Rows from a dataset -
....

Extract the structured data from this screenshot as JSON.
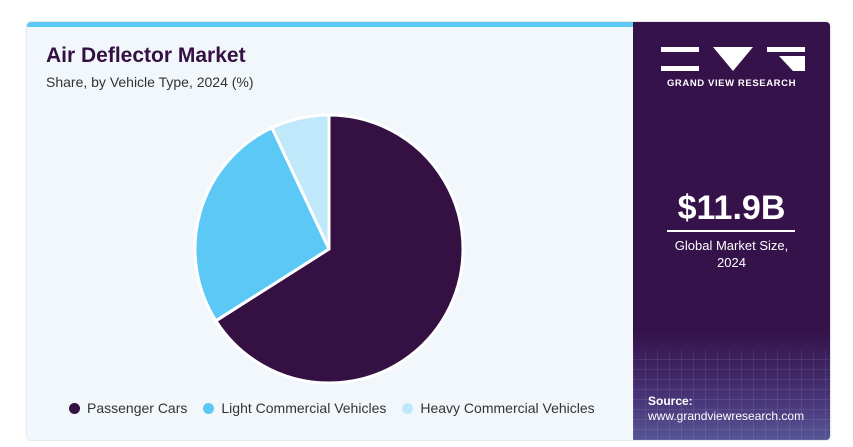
{
  "header": {
    "title": "Air Deflector Market",
    "subtitle": "Share, by Vehicle Type, 2024 (%)"
  },
  "chart_data": {
    "type": "pie",
    "title": "Air Deflector Market",
    "subtitle": "Share, by Vehicle Type, 2024 (%)",
    "categories": [
      "Passenger Cars",
      "Light Commercial Vehicles",
      "Heavy Commercial Vehicles"
    ],
    "values": [
      66,
      27,
      7
    ],
    "colors": [
      "#341043",
      "#5bc8f5",
      "#bfe8fb"
    ],
    "legend_position": "bottom",
    "start_angle_deg": 0,
    "direction": "clockwise"
  },
  "sidebar": {
    "brand_name": "GRAND VIEW RESEARCH",
    "market_size_value": "$11.9B",
    "market_size_caption_line1": "Global Market Size,",
    "market_size_caption_line2": "2024",
    "source_label": "Source:",
    "source_url": "www.grandviewresearch.com"
  },
  "colors": {
    "accent_bar": "#5bc8f5",
    "sidebar_bg": "#35124a",
    "panel_bg": "#f2f7fb"
  }
}
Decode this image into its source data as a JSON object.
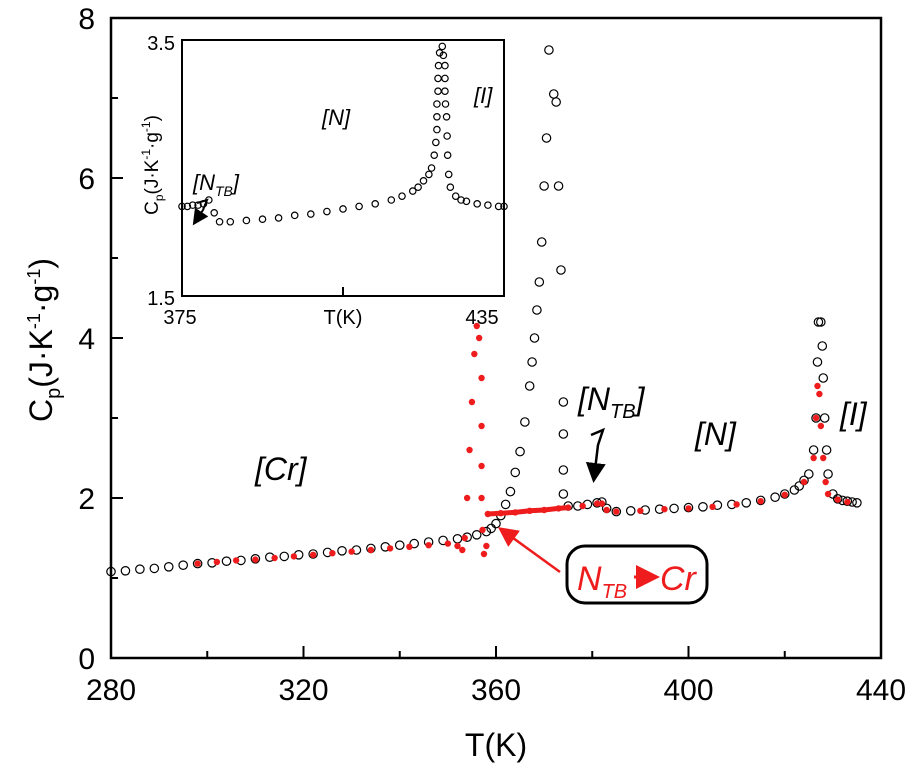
{
  "chart_data": [
    {
      "type": "scatter",
      "xlabel": "T(K)",
      "ylabel": "C",
      "ylabel_sub": "p",
      "ylabel_units": "(J·K",
      "ylabel_exp1": "-1",
      "ylabel_mid": "·g",
      "ylabel_exp2": "-1",
      "ylabel_end": ")",
      "xlim": [
        280,
        440
      ],
      "ylim": [
        0,
        8
      ],
      "xticks": [
        "280",
        "320",
        "360",
        "400",
        "440"
      ],
      "yticks": [
        "0",
        "2",
        "4",
        "6",
        "8"
      ],
      "grid": false,
      "series": [
        {
          "marker": "open-circle",
          "color": "#000000",
          "points": [
            [
              280,
              1.08
            ],
            [
              283,
              1.09
            ],
            [
              286,
              1.11
            ],
            [
              289,
              1.12
            ],
            [
              292,
              1.14
            ],
            [
              295,
              1.16
            ],
            [
              298,
              1.18
            ],
            [
              301,
              1.19
            ],
            [
              304,
              1.21
            ],
            [
              307,
              1.22
            ],
            [
              310,
              1.24
            ],
            [
              313,
              1.26
            ],
            [
              316,
              1.27
            ],
            [
              319,
              1.29
            ],
            [
              322,
              1.3
            ],
            [
              325,
              1.32
            ],
            [
              328,
              1.34
            ],
            [
              331,
              1.35
            ],
            [
              334,
              1.37
            ],
            [
              337,
              1.39
            ],
            [
              340,
              1.41
            ],
            [
              343,
              1.43
            ],
            [
              346,
              1.45
            ],
            [
              349,
              1.47
            ],
            [
              352,
              1.49
            ],
            [
              354,
              1.51
            ],
            [
              356,
              1.54
            ],
            [
              358,
              1.58
            ],
            [
              359,
              1.62
            ],
            [
              360,
              1.68
            ],
            [
              361,
              1.78
            ],
            [
              362,
              1.92
            ],
            [
              363,
              2.08
            ],
            [
              364,
              2.32
            ],
            [
              365,
              2.58
            ],
            [
              366,
              2.95
            ],
            [
              367,
              3.4
            ],
            [
              367.5,
              3.7
            ],
            [
              368,
              4.0
            ],
            [
              368.5,
              4.35
            ],
            [
              369,
              4.7
            ],
            [
              369.5,
              5.2
            ],
            [
              370,
              5.9
            ],
            [
              370.5,
              6.5
            ],
            [
              371,
              7.6
            ],
            [
              372,
              7.05
            ],
            [
              372.5,
              6.95
            ],
            [
              373,
              5.9
            ],
            [
              373.5,
              4.85
            ],
            [
              374,
              3.2
            ],
            [
              374,
              2.8
            ],
            [
              374,
              2.35
            ],
            [
              374,
              2.05
            ],
            [
              375,
              1.9
            ],
            [
              377,
              1.9
            ],
            [
              379,
              1.92
            ],
            [
              381,
              1.94
            ],
            [
              382,
              1.95
            ],
            [
              383,
              1.87
            ],
            [
              385,
              1.83
            ],
            [
              388,
              1.84
            ],
            [
              391,
              1.85
            ],
            [
              394,
              1.86
            ],
            [
              397,
              1.87
            ],
            [
              400,
              1.88
            ],
            [
              403,
              1.89
            ],
            [
              406,
              1.91
            ],
            [
              409,
              1.92
            ],
            [
              412,
              1.94
            ],
            [
              415,
              1.97
            ],
            [
              418,
              2.01
            ],
            [
              420,
              2.05
            ],
            [
              422,
              2.1
            ],
            [
              423,
              2.15
            ],
            [
              424,
              2.22
            ],
            [
              425,
              2.3
            ],
            [
              426,
              2.6
            ],
            [
              426.5,
              3.0
            ],
            [
              426.8,
              3.7
            ],
            [
              427,
              4.2
            ],
            [
              427.5,
              4.2
            ],
            [
              427.8,
              3.9
            ],
            [
              428,
              3.5
            ],
            [
              428.3,
              3.0
            ],
            [
              428.7,
              2.6
            ],
            [
              429,
              2.3
            ],
            [
              430,
              2.05
            ],
            [
              431,
              1.99
            ],
            [
              432,
              1.97
            ],
            [
              433,
              1.96
            ],
            [
              434,
              1.95
            ],
            [
              435,
              1.94
            ]
          ]
        },
        {
          "marker": "filled-circle",
          "color": "#ee1c1c",
          "points": [
            [
              298,
              1.18
            ],
            [
              302,
              1.2
            ],
            [
              306,
              1.22
            ],
            [
              310,
              1.23
            ],
            [
              314,
              1.25
            ],
            [
              318,
              1.27
            ],
            [
              322,
              1.29
            ],
            [
              326,
              1.31
            ],
            [
              330,
              1.33
            ],
            [
              334,
              1.35
            ],
            [
              338,
              1.37
            ],
            [
              342,
              1.39
            ],
            [
              346,
              1.41
            ],
            [
              350,
              1.43
            ],
            [
              352,
              1.4
            ],
            [
              353,
              1.35
            ],
            [
              353.5,
              1.5
            ],
            [
              354,
              2.0
            ],
            [
              354.5,
              2.6
            ],
            [
              355,
              3.2
            ],
            [
              355.5,
              3.8
            ],
            [
              356,
              4.15
            ],
            [
              356.5,
              4.0
            ],
            [
              357,
              3.5
            ],
            [
              357,
              2.9
            ],
            [
              357,
              2.4
            ],
            [
              357,
              2.0
            ],
            [
              357.2,
              1.6
            ],
            [
              357.5,
              1.3
            ],
            [
              358,
              1.4
            ],
            [
              358.3,
              1.8
            ],
            [
              361,
              1.81
            ],
            [
              364,
              1.82
            ],
            [
              367,
              1.84
            ],
            [
              370,
              1.85
            ],
            [
              373,
              1.87
            ],
            [
              375,
              1.88
            ],
            [
              378,
              1.9
            ],
            [
              381,
              1.93
            ],
            [
              382,
              1.93
            ],
            [
              383,
              1.85
            ],
            [
              385,
              1.83
            ],
            [
              390,
              1.84
            ],
            [
              395,
              1.86
            ],
            [
              400,
              1.87
            ],
            [
              405,
              1.89
            ],
            [
              410,
              1.92
            ],
            [
              415,
              1.96
            ],
            [
              420,
              2.04
            ],
            [
              424,
              2.2
            ],
            [
              426,
              2.5
            ],
            [
              426.5,
              3.0
            ],
            [
              426.8,
              3.4
            ],
            [
              427.2,
              3.3
            ],
            [
              427.5,
              2.9
            ],
            [
              428,
              2.5
            ],
            [
              428.5,
              2.2
            ],
            [
              429,
              2.05
            ],
            [
              431,
              1.98
            ],
            [
              433,
              1.95
            ]
          ]
        }
      ],
      "annotations": {
        "cr": "[Cr]",
        "ntb_n": "[N",
        "ntb_sub": "TB",
        "ntb_close": "]",
        "n": "[N]",
        "i": "[I]",
        "box_n": "N",
        "box_sub": "TB",
        "box_cr": "Cr"
      }
    },
    {
      "type": "scatter",
      "xlabel": "T(K)",
      "ylabel": "C",
      "ylabel_sub": "p",
      "ylabel_units": "(J·K",
      "ylabel_exp1": "-1",
      "ylabel_mid": "·g",
      "ylabel_exp2": "-1",
      "ylabel_end": ")",
      "xlim": [
        375,
        435
      ],
      "ylim": [
        1.5,
        3.5
      ],
      "xticks": [
        "375",
        "435"
      ],
      "yticks": [
        "1.5",
        "3.5"
      ],
      "grid": false,
      "series": [
        {
          "marker": "open-circle",
          "color": "#000000",
          "points": [
            [
              375,
              2.2
            ],
            [
              376,
              2.2
            ],
            [
              377,
              2.21
            ],
            [
              378,
              2.21
            ],
            [
              379,
              2.22
            ],
            [
              380,
              2.25
            ],
            [
              381,
              2.15
            ],
            [
              382,
              2.08
            ],
            [
              384,
              2.08
            ],
            [
              387,
              2.09
            ],
            [
              390,
              2.1
            ],
            [
              393,
              2.11
            ],
            [
              396,
              2.13
            ],
            [
              399,
              2.14
            ],
            [
              402,
              2.16
            ],
            [
              405,
              2.18
            ],
            [
              408,
              2.2
            ],
            [
              411,
              2.22
            ],
            [
              414,
              2.25
            ],
            [
              416,
              2.28
            ],
            [
              418,
              2.32
            ],
            [
              419,
              2.35
            ],
            [
              420,
              2.4
            ],
            [
              421,
              2.45
            ],
            [
              421.5,
              2.5
            ],
            [
              422,
              2.6
            ],
            [
              422.3,
              2.7
            ],
            [
              422.5,
              2.8
            ],
            [
              422.5,
              2.9
            ],
            [
              422.5,
              3.0
            ],
            [
              422.7,
              3.1
            ],
            [
              422.7,
              3.2
            ],
            [
              422.8,
              3.3
            ],
            [
              423,
              3.4
            ],
            [
              423.5,
              3.45
            ],
            [
              423.7,
              3.38
            ],
            [
              424,
              3.3
            ],
            [
              424,
              3.2
            ],
            [
              424,
              3.1
            ],
            [
              424.1,
              3.0
            ],
            [
              424.3,
              2.9
            ],
            [
              424.4,
              2.75
            ],
            [
              424.5,
              2.6
            ],
            [
              424.7,
              2.45
            ],
            [
              425,
              2.35
            ],
            [
              426,
              2.28
            ],
            [
              427,
              2.25
            ],
            [
              428,
              2.24
            ],
            [
              430,
              2.22
            ],
            [
              432,
              2.21
            ],
            [
              434,
              2.2
            ],
            [
              435,
              2.2
            ]
          ]
        }
      ],
      "annotations": {
        "n": "[N]",
        "i": "[I]",
        "ntb_n": "[N",
        "ntb_sub": "TB",
        "ntb_close": "]"
      }
    }
  ]
}
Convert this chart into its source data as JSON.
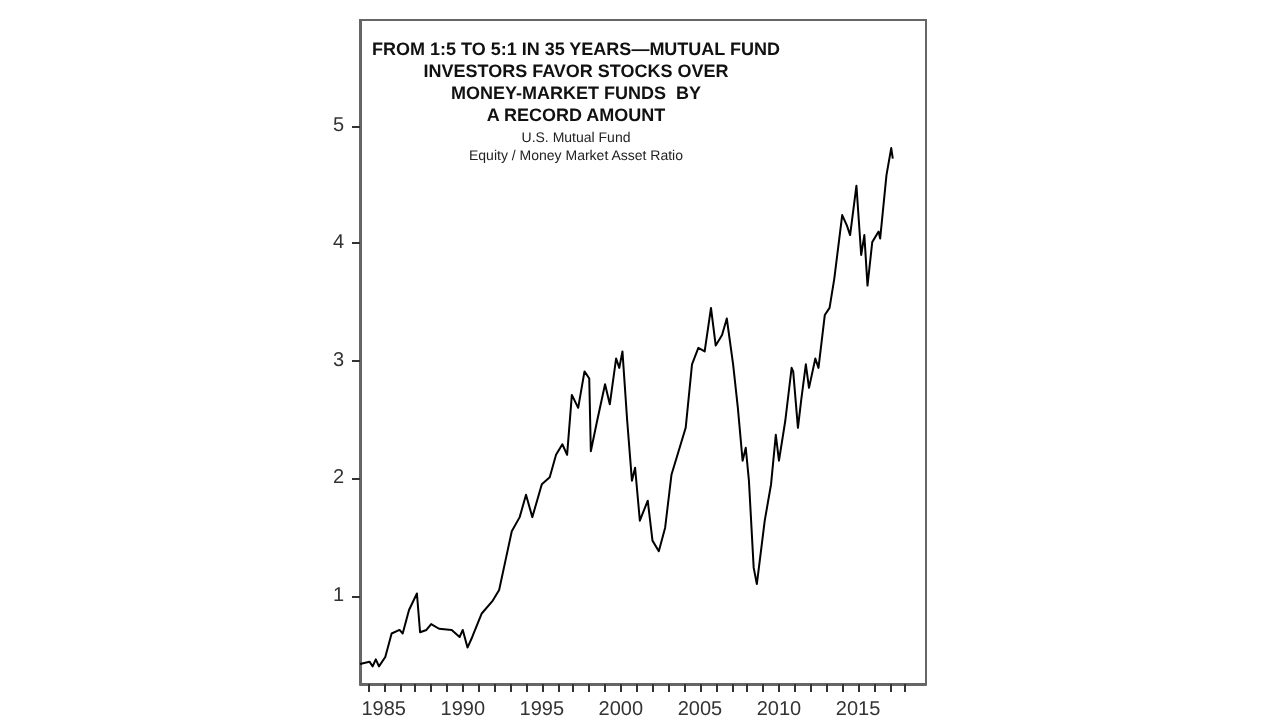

....

Exercise directions - Filter the listing above by the word "JSON"; copy each line that passes.

Complete answer -
Extract the structured data from this screenshot as JSON.
Decode this image into its source data as a JSON object.
Convert this chart into its source data as JSON.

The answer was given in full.